┌──
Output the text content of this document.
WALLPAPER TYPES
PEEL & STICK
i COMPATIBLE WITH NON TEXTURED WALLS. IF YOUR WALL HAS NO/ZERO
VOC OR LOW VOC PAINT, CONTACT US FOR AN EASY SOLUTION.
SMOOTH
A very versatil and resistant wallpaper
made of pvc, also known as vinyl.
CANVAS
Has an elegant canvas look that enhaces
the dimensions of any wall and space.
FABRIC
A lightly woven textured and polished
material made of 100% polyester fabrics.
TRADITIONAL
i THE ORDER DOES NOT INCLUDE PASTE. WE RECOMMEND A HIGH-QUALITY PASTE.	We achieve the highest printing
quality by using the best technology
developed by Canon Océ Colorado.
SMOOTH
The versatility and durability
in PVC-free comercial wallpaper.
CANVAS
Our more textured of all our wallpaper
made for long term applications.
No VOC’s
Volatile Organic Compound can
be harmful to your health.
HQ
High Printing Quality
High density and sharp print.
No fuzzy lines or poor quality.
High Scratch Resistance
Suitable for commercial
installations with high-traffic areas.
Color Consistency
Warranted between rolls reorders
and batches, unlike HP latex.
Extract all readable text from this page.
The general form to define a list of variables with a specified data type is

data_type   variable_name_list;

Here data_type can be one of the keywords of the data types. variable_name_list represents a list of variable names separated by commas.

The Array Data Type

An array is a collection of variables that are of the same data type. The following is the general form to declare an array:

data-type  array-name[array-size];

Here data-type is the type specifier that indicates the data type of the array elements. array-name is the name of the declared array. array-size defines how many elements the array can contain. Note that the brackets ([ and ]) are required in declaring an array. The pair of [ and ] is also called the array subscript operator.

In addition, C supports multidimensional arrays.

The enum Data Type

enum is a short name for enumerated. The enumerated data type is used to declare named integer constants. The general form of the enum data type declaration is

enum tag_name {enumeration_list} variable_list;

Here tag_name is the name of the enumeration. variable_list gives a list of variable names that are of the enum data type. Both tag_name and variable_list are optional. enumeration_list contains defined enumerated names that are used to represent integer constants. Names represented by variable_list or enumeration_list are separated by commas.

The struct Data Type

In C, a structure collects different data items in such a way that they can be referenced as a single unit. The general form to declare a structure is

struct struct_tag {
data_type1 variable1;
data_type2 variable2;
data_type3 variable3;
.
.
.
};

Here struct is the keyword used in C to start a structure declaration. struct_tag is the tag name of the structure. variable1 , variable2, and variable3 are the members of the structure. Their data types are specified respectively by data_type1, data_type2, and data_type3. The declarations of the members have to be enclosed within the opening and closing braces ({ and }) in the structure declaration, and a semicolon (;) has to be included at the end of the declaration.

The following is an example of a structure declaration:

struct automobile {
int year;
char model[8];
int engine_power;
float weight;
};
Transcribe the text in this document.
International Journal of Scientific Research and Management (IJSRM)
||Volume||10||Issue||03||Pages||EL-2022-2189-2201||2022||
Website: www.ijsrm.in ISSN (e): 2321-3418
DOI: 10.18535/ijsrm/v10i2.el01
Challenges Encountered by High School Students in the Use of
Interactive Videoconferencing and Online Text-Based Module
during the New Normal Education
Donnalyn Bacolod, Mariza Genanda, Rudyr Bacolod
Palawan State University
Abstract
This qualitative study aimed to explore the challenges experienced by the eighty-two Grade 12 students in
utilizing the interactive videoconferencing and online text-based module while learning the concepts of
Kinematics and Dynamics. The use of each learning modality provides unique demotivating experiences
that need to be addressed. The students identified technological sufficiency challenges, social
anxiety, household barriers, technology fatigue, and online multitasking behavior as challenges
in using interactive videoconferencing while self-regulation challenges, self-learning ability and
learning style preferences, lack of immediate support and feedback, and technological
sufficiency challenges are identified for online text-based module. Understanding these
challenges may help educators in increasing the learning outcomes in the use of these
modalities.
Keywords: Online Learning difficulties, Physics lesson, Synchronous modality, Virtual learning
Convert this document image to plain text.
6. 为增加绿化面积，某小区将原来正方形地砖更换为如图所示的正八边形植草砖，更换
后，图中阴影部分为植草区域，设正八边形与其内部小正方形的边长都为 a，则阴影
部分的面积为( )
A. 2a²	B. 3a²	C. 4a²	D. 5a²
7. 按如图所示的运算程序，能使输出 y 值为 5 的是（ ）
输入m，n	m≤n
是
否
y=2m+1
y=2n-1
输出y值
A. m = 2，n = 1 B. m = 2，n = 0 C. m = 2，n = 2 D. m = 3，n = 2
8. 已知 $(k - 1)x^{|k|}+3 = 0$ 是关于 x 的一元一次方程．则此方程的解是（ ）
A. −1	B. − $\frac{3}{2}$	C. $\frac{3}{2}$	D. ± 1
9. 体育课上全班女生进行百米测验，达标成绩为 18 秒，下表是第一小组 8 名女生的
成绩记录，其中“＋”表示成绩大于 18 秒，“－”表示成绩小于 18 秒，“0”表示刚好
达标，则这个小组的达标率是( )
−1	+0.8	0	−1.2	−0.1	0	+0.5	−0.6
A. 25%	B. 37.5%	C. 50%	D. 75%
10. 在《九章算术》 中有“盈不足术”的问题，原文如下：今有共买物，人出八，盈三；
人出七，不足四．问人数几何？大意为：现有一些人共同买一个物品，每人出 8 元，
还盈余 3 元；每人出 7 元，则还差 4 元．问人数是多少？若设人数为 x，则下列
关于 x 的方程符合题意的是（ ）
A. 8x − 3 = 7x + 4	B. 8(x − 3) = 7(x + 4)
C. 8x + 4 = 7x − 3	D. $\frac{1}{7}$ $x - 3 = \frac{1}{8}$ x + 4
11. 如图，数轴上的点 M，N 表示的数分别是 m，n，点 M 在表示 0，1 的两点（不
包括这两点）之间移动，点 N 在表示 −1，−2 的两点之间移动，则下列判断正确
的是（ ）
└──
Task brief: Return all the lines that contain the string "using".

Exercise response:
quality by using the best technology
in using interactive videoconferencing while self-regulation challenges, self-learning ability and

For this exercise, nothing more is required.